> **Assignment**: Would you please return every line from the listing that contains the word "were"?

-------------------------

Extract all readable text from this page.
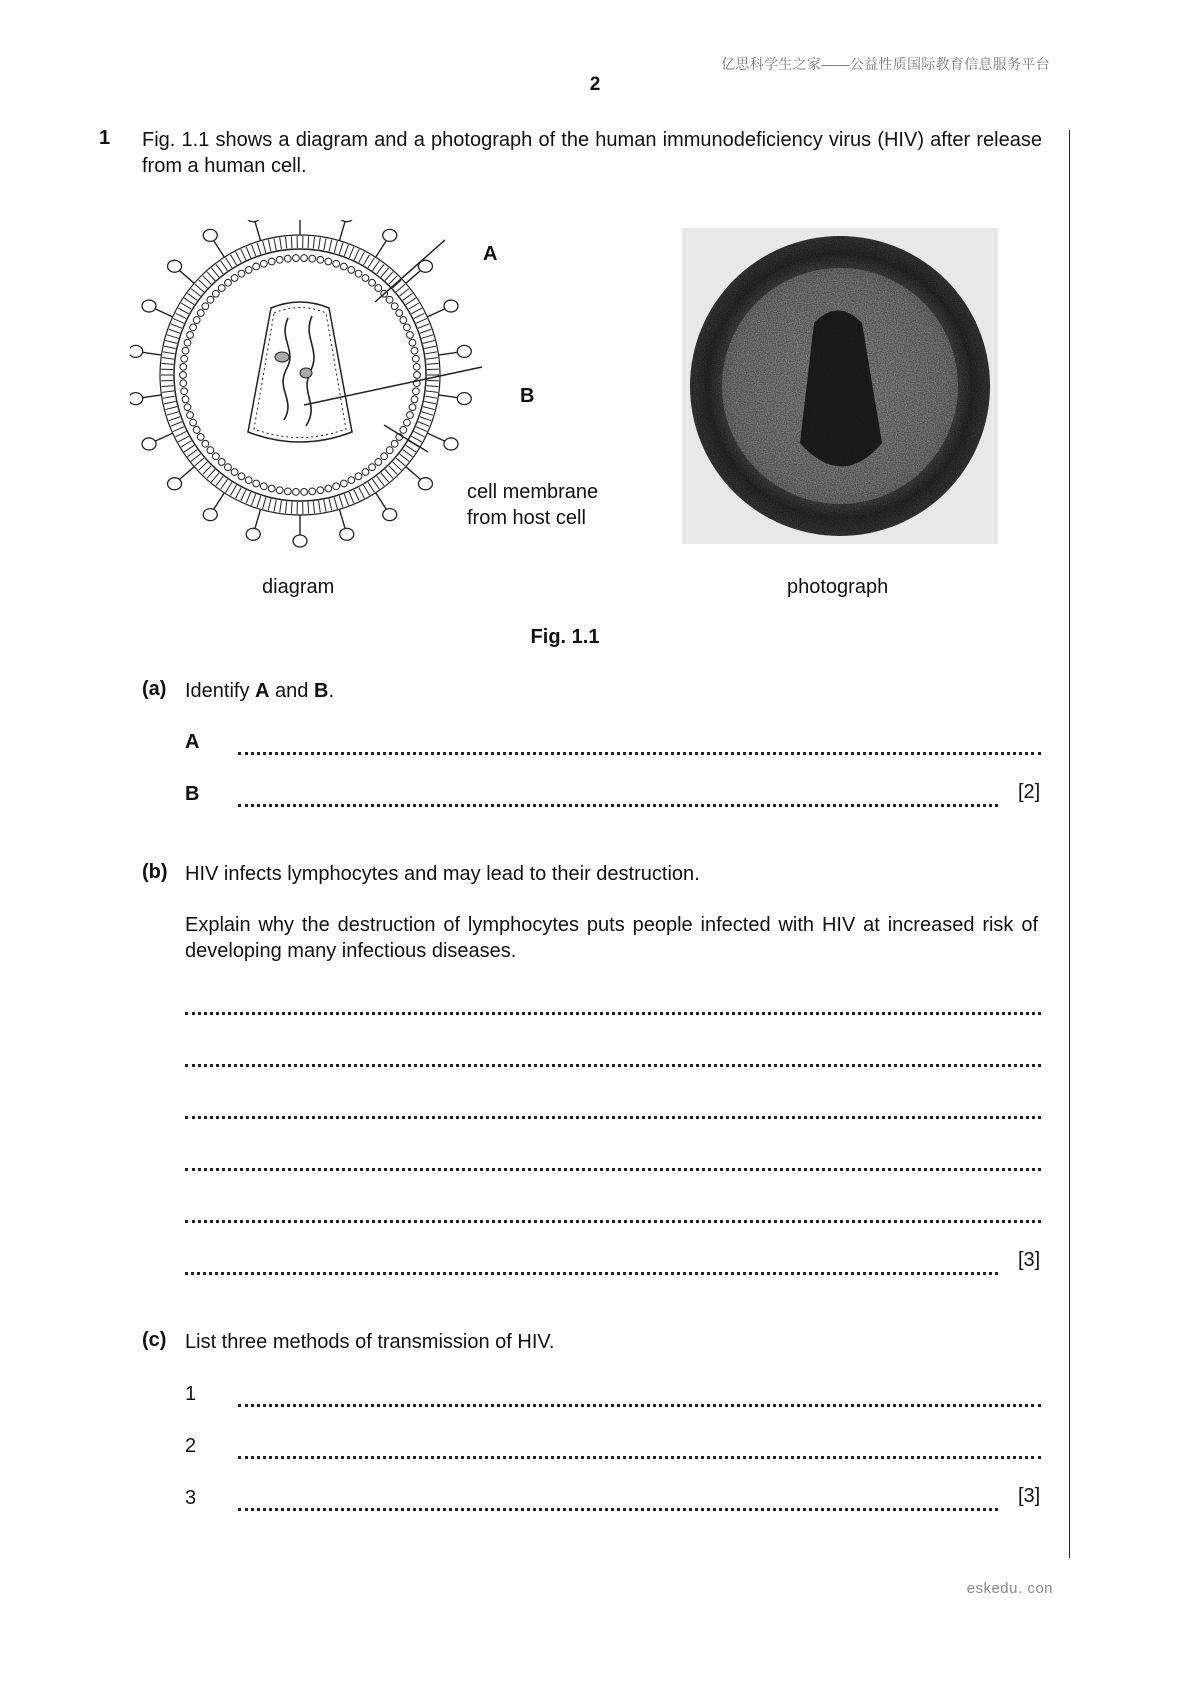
亿思科学生之家——公益性质国际教育信息服务平台
2
1 Fig. 1.1 shows a diagram and a photograph of the human immunodeficiency virus (HIV) after release from a human cell.
A
B
cell membrane
from host cell
diagram	photograph
Fig. 1.1
(a) Identify A and B.
A
B	[2]
(b) HIV infects lymphocytes and may lead to their destruction.
Explain why the destruction of lymphocytes puts people infected with HIV at increased risk of developing many infectious diseases.
[3]
(c) List three methods of transmission of HIV.
1
2
3	[3]
eskedu. con
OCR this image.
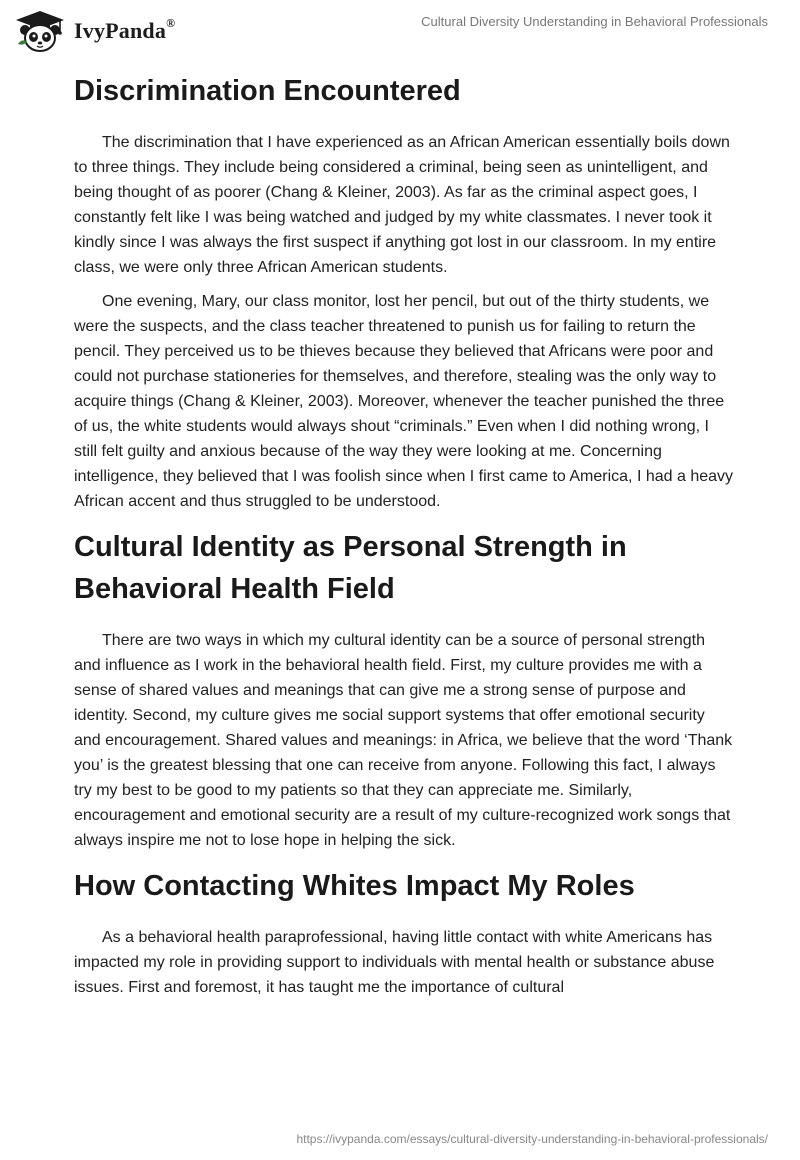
IvyPanda®	Cultural Diversity Understanding in Behavioral Professionals
Discrimination Encountered

The discrimination that I have experienced as an African American essentially boils down to three things. They include being considered a criminal, being seen as unintelligent, and being thought of as poorer (Chang & Kleiner, 2003). As far as the criminal aspect goes, I constantly felt like I was being watched and judged by my white classmates. I never took it kindly since I was always the first suspect if anything got lost in our classroom. In my entire class, we were only three African American students.

One evening, Mary, our class monitor, lost her pencil, but out of the thirty students, we were the suspects, and the class teacher threatened to punish us for failing to return the pencil. They perceived us to be thieves because they believed that Africans were poor and could not purchase stationeries for themselves, and therefore, stealing was the only way to acquire things (Chang & Kleiner, 2003). Moreover, whenever the teacher punished the three of us, the white students would always shout “criminals.” Even when I did nothing wrong, I still felt guilty and anxious because of the way they were looking at me. Concerning intelligence, they believed that I was foolish since when I first came to America, I had a heavy African accent and thus struggled to be understood.

Cultural Identity as Personal Strength in Behavioral Health Field

There are two ways in which my cultural identity can be a source of personal strength and influence as I work in the behavioral health field. First, my culture provides me with a sense of shared values and meanings that can give me a strong sense of purpose and identity. Second, my culture gives me social support systems that offer emotional security and encouragement. Shared values and meanings: in Africa, we believe that the word ‘Thank you’ is the greatest blessing that one can receive from anyone. Following this fact, I always try my best to be good to my patients so that they can appreciate me. Similarly, encouragement and emotional security are a result of my culture-recognized work songs that always inspire me not to lose hope in helping the sick.

How Contacting Whites Impact My Roles

As a behavioral health paraprofessional, having little contact with white Americans has impacted my role in providing support to individuals with mental health or substance abuse issues. First and foremost, it has taught me the importance of cultural

https://ivypanda.com/essays/cultural-diversity-understanding-in-behavioral-professionals/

-------------------------

> **Expected answer**:
The discrimination that I have experienced as an African American essentially boils down to three things. They include being considered a criminal, being seen as unintelligent, and being thought of as poorer (Chang & Kleiner, 2003). As far as the criminal aspect goes, I constantly felt like I was being watched and judged by my white classmates. I never took it kindly since I was always the first suspect if anything got lost in our classroom. In my entire class, we were only three African American students.
One evening, Mary, our class monitor, lost her pencil, but out of the thirty students, we were the suspects, and the class teacher threatened to punish us for failing to return the pencil. They perceived us to be thieves because they believed that Africans were poor and could not purchase stationeries for themselves, and therefore, stealing was the only way to acquire things (Chang & Kleiner, 2003). Moreover, whenever the teacher punished the three of us, the white students would always shout “criminals.” Even when I did nothing wrong, I still felt guilty and anxious because of the way they were looking at me. Concerning intelligence, they believed that I was foolish since when I first came to America, I had a heavy African accent and thus struggled to be understood.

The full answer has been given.